Search the data for the word "name" and copy every line where it occurs.

▶ DATASET RECORDS:
....................

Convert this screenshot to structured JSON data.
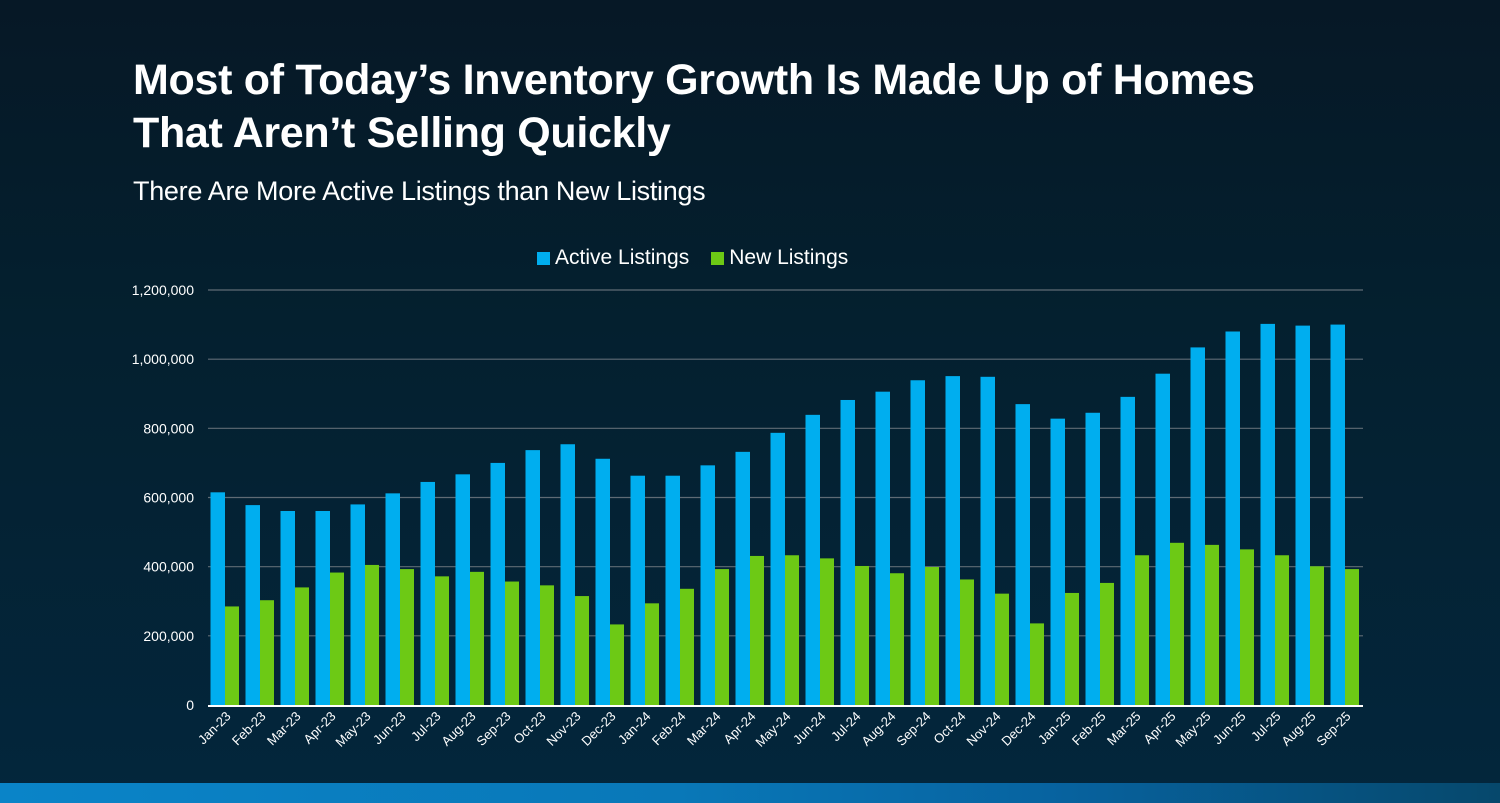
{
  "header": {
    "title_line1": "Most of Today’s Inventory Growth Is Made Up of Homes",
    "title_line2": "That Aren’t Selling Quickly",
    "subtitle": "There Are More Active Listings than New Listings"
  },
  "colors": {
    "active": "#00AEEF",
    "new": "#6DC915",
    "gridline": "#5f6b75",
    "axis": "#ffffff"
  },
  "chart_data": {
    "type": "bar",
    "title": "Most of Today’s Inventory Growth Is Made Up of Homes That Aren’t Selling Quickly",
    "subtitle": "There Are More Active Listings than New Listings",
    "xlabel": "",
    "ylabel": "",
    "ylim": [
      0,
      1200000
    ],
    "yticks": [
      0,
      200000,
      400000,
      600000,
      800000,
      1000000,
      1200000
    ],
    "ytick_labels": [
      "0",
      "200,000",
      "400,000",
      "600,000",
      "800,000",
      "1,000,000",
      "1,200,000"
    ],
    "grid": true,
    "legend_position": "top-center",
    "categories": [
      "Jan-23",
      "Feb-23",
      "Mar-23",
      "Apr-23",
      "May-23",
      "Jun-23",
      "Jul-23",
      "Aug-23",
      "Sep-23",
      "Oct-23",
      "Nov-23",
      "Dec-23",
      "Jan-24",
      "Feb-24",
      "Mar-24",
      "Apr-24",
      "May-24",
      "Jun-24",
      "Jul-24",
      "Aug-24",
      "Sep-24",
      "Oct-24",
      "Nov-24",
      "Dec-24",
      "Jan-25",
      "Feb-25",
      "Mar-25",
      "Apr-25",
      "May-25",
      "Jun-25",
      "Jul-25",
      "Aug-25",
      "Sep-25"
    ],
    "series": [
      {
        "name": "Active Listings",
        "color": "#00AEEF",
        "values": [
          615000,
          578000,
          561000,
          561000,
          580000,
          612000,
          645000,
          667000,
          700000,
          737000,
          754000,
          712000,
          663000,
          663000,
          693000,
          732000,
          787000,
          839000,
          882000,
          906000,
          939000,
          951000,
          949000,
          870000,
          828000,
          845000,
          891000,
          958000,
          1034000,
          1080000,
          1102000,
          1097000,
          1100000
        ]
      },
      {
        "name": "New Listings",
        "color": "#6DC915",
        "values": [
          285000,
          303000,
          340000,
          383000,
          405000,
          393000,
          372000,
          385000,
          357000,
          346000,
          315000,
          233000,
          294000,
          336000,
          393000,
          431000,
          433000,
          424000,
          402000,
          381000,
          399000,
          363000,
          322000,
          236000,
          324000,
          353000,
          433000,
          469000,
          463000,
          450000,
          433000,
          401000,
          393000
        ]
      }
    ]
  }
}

....................

▶ TASK OUTPUT:
        "name": "Active Listings",
        "name": "New Listings",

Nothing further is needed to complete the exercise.